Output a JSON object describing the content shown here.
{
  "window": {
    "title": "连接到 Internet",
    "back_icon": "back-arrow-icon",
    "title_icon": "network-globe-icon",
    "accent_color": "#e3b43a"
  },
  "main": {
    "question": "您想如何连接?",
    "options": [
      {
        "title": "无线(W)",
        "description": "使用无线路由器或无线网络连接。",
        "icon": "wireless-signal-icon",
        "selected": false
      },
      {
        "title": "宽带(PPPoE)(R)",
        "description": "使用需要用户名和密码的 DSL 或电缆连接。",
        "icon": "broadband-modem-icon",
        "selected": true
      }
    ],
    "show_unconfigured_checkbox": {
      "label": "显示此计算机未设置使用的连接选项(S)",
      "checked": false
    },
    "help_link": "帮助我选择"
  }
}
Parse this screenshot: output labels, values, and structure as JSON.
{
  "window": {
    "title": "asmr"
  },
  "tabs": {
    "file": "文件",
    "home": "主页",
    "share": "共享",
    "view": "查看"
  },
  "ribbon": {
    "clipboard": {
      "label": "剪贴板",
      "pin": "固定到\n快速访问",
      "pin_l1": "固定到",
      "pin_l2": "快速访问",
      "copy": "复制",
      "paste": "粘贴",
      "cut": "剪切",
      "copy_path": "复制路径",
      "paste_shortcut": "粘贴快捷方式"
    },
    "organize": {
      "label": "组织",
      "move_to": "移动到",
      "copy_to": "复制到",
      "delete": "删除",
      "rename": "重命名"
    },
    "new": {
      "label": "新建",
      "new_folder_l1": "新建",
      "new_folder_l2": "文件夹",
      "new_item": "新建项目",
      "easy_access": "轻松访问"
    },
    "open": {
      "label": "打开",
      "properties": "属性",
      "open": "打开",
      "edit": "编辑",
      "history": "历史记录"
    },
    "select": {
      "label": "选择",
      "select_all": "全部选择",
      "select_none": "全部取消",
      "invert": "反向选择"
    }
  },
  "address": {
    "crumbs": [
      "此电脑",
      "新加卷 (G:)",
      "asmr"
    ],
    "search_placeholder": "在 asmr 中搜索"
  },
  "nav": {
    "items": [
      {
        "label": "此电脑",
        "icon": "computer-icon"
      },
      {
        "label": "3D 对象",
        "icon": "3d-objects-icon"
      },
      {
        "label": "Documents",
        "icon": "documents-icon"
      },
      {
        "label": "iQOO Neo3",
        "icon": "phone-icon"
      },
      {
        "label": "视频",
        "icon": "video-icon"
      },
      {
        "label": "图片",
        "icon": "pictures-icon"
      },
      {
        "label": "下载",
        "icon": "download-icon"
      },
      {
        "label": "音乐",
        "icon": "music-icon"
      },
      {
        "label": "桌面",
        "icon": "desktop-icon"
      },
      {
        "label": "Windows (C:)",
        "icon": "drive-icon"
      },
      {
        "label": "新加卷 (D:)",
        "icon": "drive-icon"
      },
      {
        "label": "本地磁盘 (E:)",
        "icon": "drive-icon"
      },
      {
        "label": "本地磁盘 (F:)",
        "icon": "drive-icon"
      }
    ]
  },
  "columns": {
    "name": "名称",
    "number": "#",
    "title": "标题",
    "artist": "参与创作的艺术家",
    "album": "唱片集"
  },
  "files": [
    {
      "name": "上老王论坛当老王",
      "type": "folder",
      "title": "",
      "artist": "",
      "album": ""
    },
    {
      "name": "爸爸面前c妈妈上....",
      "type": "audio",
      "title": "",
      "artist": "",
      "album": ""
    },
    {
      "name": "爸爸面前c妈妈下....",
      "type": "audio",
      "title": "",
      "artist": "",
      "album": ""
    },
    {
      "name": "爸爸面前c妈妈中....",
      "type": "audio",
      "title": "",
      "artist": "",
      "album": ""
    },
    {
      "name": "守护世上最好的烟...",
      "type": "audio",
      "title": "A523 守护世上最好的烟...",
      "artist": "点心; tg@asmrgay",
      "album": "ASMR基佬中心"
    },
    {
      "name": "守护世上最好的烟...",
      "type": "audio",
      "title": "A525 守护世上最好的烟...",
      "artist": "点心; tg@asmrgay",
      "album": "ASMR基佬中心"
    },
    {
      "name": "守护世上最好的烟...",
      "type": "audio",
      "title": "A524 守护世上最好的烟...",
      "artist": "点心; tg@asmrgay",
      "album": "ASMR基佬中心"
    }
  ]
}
+ + + + +
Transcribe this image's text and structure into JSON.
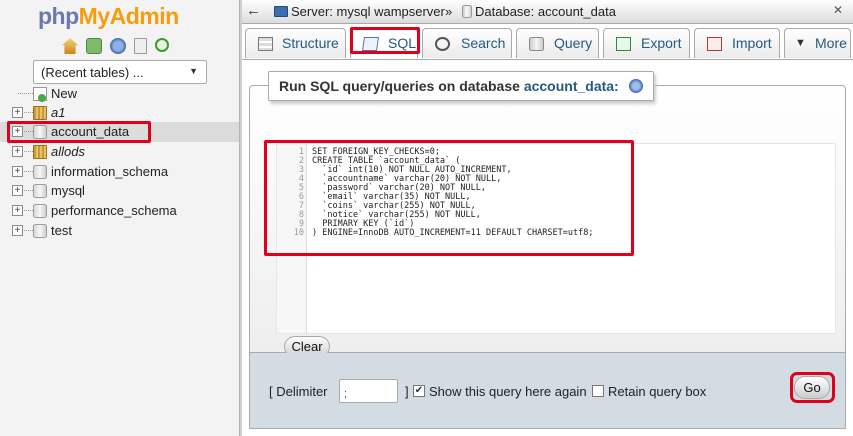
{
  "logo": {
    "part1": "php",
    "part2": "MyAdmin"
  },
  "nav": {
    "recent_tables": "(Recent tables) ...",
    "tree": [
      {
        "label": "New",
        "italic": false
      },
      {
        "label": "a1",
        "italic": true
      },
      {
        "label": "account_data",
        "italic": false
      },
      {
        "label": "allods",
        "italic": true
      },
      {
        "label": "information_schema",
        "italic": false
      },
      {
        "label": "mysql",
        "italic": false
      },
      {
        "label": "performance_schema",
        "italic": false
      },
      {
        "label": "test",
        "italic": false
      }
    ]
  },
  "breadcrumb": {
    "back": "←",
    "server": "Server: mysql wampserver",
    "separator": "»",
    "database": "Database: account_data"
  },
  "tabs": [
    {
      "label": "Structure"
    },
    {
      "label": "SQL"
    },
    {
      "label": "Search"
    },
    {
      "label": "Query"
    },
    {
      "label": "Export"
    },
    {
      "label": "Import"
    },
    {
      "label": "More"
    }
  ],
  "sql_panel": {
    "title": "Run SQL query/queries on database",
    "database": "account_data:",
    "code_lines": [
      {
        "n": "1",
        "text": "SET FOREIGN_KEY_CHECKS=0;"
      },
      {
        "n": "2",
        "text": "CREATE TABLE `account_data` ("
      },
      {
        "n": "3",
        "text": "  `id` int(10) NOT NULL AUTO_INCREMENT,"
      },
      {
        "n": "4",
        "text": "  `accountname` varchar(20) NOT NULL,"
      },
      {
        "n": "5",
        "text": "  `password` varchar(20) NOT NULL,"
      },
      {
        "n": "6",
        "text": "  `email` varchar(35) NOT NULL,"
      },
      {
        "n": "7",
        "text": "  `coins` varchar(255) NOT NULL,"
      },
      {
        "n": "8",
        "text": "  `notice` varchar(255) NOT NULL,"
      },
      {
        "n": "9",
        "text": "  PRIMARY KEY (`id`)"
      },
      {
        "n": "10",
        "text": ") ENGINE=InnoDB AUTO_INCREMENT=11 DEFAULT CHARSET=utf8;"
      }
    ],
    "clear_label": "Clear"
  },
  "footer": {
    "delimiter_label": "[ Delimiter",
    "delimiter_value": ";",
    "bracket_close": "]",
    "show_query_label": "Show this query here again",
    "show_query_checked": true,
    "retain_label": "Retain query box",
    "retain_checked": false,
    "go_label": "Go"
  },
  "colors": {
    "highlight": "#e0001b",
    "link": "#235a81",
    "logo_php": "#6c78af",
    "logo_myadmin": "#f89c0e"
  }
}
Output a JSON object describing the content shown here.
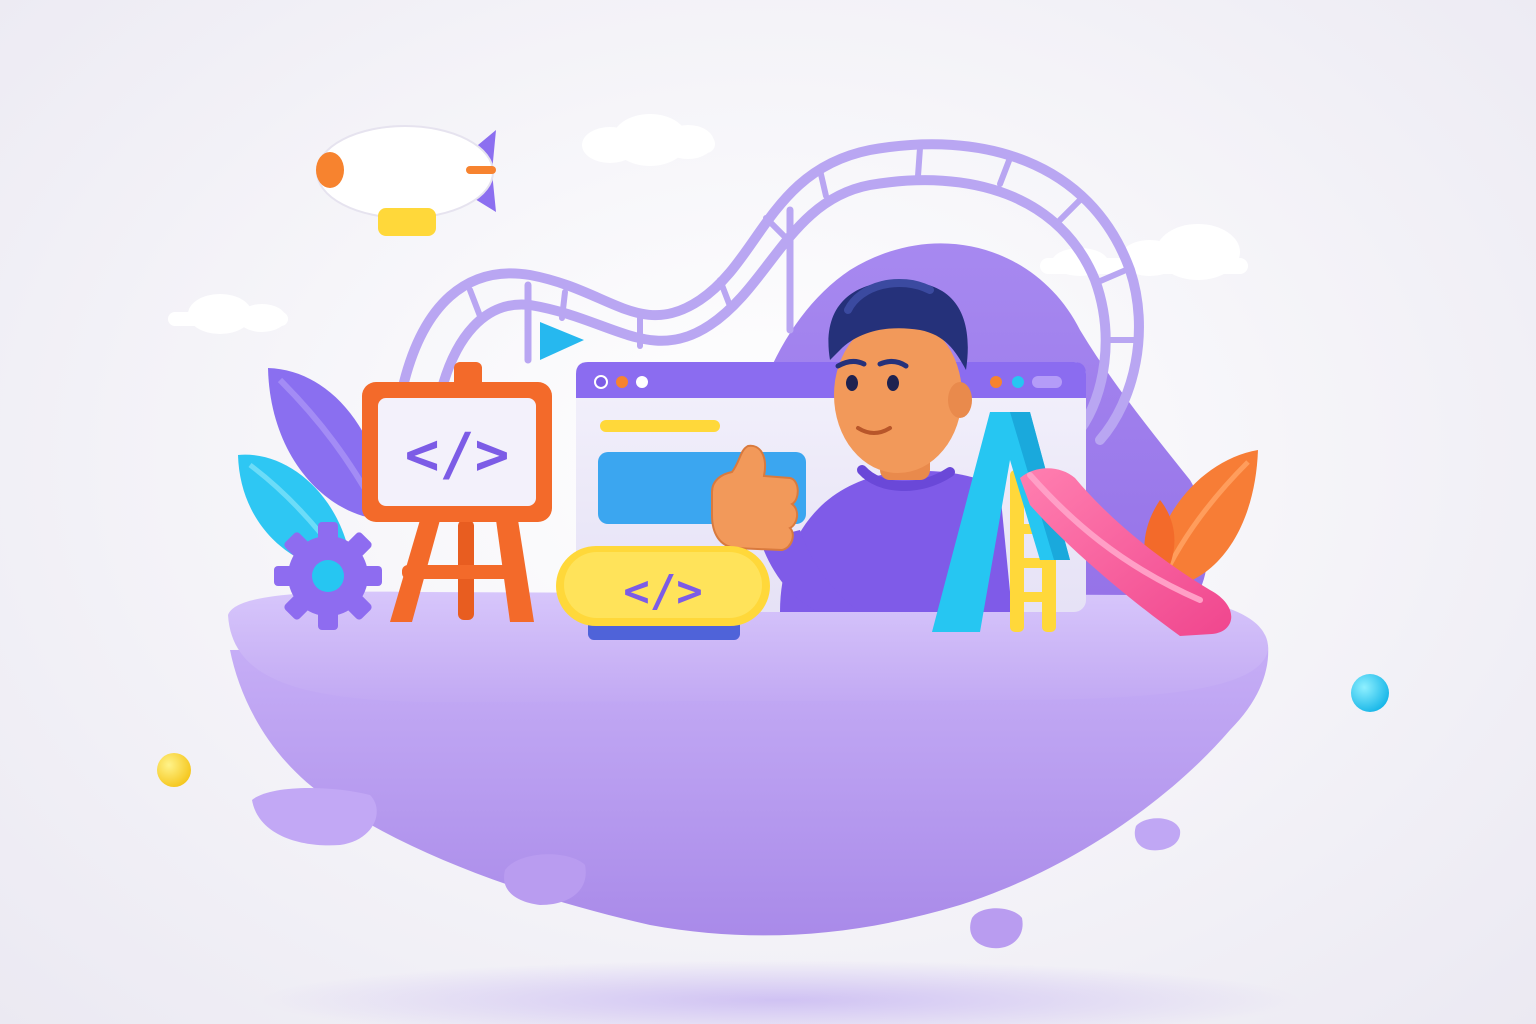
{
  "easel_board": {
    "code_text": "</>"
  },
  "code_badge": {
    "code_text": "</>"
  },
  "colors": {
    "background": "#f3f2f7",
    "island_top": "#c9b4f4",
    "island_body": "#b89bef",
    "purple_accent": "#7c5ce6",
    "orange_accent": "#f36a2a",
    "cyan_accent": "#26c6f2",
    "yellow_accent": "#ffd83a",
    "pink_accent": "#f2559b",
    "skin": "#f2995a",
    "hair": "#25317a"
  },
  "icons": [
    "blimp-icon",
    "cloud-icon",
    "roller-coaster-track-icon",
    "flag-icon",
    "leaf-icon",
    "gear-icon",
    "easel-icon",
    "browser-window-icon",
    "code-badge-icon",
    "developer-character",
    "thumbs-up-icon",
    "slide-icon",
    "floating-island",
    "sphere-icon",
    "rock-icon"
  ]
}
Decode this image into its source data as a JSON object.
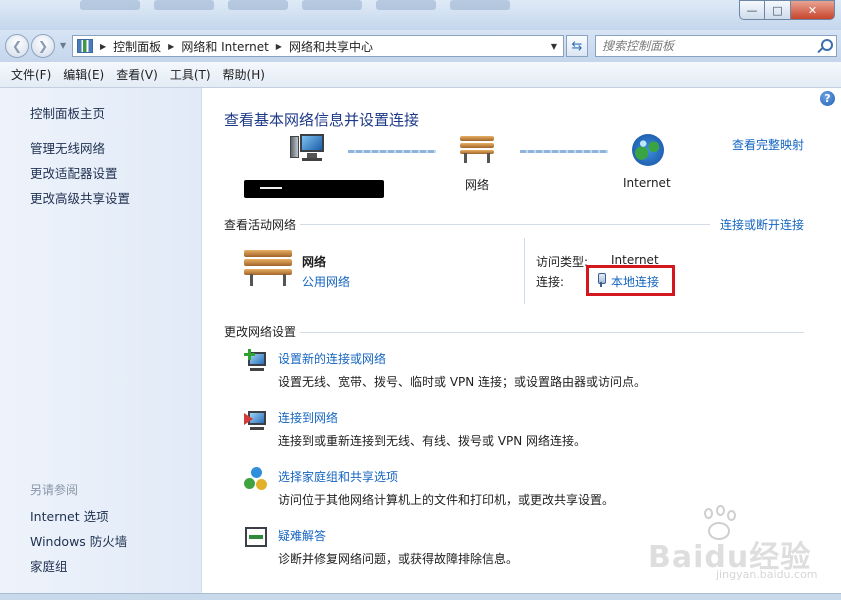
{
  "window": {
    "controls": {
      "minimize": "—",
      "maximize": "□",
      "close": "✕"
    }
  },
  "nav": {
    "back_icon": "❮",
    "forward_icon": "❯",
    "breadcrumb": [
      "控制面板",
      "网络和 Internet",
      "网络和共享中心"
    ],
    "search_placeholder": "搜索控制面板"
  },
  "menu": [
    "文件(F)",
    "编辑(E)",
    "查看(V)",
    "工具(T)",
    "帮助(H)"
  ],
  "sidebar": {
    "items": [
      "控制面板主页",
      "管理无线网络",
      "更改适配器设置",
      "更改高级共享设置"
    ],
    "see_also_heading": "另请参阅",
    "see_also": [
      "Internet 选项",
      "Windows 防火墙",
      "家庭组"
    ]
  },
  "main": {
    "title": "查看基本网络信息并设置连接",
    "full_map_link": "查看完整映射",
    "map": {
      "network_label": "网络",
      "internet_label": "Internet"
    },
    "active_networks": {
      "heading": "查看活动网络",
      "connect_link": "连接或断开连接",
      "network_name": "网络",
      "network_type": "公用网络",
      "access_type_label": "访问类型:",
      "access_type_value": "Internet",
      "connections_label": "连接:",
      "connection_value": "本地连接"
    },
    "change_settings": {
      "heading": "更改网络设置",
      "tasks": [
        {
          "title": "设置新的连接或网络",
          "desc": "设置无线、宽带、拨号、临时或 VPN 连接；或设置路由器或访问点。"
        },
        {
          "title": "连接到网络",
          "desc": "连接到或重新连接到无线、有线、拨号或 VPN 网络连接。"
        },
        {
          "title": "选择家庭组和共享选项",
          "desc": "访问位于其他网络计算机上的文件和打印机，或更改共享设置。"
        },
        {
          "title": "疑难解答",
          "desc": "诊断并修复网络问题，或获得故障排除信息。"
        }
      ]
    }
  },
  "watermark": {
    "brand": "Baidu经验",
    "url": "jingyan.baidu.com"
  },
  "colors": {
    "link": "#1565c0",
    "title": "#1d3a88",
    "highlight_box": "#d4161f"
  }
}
+ + + + +
To be done:
Within the entries above, work out how many lines contain the word "image". The number alone is the answer.

Response to this exercise:
2